Dataset listings of figures:
* * *

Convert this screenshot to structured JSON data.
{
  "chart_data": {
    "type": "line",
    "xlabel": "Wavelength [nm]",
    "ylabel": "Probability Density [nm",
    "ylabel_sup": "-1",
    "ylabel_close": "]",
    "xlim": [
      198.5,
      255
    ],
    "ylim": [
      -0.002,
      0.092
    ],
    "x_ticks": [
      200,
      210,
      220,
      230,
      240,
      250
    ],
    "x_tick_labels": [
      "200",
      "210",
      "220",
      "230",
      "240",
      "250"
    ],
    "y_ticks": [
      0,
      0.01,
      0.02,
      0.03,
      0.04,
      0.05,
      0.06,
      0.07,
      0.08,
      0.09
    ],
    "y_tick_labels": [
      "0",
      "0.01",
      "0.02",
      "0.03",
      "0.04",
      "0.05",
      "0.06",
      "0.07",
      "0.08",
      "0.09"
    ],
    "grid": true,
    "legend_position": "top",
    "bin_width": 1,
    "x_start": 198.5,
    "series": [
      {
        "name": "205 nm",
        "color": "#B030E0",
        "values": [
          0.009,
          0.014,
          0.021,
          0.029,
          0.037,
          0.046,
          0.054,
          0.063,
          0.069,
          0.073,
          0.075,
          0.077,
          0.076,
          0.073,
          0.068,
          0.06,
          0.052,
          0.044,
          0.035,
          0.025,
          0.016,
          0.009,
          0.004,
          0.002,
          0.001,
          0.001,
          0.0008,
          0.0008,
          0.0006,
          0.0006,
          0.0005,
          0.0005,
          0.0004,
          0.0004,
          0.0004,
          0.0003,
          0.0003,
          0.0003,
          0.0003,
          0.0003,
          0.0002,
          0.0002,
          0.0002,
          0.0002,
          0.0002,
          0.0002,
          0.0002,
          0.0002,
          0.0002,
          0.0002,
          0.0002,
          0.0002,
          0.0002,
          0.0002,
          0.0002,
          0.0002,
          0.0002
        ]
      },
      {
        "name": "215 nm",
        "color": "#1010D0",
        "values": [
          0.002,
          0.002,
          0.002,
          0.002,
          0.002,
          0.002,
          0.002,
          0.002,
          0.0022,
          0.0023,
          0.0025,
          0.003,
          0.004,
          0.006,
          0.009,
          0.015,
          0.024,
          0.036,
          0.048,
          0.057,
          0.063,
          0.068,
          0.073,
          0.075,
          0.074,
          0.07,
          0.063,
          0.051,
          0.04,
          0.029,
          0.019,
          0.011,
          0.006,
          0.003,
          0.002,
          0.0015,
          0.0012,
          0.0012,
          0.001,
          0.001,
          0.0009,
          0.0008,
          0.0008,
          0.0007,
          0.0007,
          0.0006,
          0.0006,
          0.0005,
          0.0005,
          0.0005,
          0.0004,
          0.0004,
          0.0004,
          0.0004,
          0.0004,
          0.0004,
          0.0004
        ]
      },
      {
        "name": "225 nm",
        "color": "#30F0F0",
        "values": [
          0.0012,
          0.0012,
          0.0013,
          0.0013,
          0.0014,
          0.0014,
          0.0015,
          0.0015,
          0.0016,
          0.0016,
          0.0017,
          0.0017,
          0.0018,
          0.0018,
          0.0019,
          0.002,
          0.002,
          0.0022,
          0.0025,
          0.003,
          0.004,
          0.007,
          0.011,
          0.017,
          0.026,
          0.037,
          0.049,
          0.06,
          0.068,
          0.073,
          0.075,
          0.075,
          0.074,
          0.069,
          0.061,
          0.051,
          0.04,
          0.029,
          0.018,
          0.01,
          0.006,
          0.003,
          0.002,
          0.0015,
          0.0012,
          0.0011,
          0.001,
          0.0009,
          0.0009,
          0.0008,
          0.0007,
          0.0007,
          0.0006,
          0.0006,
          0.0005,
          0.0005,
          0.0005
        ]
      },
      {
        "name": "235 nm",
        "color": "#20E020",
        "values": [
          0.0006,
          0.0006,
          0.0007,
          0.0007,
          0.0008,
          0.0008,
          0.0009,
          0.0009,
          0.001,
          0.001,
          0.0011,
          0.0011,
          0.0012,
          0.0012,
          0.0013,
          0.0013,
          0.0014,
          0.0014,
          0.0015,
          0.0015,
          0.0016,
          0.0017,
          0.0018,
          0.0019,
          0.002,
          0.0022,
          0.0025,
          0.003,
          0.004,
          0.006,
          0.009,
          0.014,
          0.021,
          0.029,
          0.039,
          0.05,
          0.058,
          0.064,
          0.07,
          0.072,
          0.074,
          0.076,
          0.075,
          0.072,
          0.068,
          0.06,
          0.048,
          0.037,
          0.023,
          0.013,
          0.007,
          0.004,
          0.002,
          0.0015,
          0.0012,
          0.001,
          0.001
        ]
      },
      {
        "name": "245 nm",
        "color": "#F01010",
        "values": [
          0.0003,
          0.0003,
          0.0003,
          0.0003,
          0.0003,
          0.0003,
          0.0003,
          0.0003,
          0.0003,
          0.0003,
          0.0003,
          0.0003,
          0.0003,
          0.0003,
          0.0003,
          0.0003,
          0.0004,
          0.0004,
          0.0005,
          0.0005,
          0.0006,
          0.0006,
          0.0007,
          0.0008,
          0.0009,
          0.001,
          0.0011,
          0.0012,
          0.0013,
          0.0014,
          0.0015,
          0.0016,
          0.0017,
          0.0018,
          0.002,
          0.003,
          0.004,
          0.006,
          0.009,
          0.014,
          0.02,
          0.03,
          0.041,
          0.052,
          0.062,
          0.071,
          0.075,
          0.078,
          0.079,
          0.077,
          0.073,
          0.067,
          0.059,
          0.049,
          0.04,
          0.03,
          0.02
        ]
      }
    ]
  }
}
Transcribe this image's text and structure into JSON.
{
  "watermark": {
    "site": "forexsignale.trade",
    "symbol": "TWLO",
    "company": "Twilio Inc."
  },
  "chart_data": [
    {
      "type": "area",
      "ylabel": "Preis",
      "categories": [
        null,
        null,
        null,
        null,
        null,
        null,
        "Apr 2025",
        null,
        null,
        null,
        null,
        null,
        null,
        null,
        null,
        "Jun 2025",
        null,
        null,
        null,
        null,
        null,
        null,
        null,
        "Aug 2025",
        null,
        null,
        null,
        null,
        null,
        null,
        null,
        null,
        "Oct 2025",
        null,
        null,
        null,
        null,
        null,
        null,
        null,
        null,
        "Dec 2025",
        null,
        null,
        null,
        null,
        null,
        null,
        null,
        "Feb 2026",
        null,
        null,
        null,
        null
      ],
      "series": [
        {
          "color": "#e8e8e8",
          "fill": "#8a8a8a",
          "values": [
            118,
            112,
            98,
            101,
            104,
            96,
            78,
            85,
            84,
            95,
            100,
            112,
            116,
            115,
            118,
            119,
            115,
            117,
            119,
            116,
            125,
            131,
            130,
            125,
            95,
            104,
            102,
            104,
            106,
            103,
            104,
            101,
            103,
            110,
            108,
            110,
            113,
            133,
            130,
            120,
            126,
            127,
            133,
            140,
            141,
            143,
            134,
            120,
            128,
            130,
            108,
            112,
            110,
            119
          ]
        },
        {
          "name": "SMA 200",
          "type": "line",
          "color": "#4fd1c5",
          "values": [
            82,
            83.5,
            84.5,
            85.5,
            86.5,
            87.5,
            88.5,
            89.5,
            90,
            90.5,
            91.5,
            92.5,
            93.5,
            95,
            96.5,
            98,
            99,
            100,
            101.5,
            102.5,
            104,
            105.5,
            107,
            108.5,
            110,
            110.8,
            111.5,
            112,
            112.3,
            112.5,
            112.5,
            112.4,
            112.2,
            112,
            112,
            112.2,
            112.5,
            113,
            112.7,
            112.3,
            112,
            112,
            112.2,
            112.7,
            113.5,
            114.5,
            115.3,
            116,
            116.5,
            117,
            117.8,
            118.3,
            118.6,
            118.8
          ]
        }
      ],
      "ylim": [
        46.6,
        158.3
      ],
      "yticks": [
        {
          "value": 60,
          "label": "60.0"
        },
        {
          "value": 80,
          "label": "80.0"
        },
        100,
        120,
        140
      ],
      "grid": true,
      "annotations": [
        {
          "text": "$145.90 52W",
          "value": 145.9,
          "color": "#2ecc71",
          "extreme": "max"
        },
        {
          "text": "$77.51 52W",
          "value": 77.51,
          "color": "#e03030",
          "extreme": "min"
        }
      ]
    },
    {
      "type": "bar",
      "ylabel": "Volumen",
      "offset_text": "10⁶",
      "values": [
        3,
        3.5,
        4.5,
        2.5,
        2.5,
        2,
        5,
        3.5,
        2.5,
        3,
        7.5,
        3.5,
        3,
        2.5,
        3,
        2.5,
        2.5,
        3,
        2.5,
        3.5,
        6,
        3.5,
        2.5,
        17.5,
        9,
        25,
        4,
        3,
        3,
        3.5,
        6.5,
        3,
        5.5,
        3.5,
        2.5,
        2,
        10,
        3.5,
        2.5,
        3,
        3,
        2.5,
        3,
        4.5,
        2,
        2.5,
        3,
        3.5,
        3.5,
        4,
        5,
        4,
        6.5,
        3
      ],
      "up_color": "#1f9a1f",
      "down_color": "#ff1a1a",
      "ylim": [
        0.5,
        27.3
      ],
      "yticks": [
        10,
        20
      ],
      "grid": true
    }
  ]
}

* * *

_SHORT TASK_: Copy out every line of the data that includes the word "this".

_EXPECTED ANSWER_:
Convert this screenshot to structured JSON data.
Transcribe this image's text and structure into JSON.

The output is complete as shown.